*STATED EXERCISE*. Quote, without change, all of the lines that follow.

[Stored data entries]
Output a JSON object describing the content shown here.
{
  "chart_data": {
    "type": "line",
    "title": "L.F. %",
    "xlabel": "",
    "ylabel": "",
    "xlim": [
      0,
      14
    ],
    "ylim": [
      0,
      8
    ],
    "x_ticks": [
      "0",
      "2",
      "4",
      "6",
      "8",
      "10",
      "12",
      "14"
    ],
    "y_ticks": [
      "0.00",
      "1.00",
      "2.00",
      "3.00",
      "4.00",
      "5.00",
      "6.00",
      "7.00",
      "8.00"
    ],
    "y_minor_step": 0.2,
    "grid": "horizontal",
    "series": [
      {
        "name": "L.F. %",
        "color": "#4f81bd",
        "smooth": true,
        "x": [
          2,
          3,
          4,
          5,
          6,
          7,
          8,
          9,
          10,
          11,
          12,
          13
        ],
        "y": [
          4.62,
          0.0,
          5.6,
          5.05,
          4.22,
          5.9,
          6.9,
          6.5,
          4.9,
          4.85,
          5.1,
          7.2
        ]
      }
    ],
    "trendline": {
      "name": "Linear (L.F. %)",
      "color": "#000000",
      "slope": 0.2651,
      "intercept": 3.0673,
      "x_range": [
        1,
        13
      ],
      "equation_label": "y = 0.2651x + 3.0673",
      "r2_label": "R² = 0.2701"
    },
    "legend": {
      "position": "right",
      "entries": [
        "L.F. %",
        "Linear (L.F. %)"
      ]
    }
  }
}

*THE COMPLETED TASK*.
Output a JSON object describing the content shown here.
{
  "chart_data": {
    "type": "line",
    "title": "L.F. %",
    "xlabel": "",
    "ylabel": "",
    "xlim": [
      0,
      14
    ],
    "ylim": [
      0,
      8
    ],
    "x_ticks": [
      "0",
      "2",
      "4",
      "6",
      "8",
      "10",
      "12",
      "14"
    ],
    "y_ticks": [
      "0.00",
      "1.00",
      "2.00",
      "3.00",
      "4.00",
      "5.00",
      "6.00",
      "7.00",
      "8.00"
    ],
    "y_minor_step": 0.2,
    "grid": "horizontal",
    "series": [
      {
        "name": "L.F. %",
        "color": "#4f81bd",
        "smooth": true,
        "x": [
          2,
          3,
          4,
          5,
          6,
          7,
          8,
          9,
          10,
          11,
          12,
          13
        ],
        "y": [
          4.62,
          0.0,
          5.6,
          5.05,
          4.22,
          5.9,
          6.9,
          6.5,
          4.9,
          4.85,
          5.1,
          7.2
        ]
      }
    ],
    "trendline": {
      "name": "Linear (L.F. %)",
      "color": "#000000",
      "slope": 0.2651,
      "intercept": 3.0673,
      "x_range": [
        1,
        13
      ],
      "equation_label": "y = 0.2651x + 3.0673",
      "r2_label": "R² = 0.2701"
    },
    "legend": {
      "position": "right",
      "entries": [
        "L.F. %",
        "Linear (L.F. %)"
      ]
    }
  }
}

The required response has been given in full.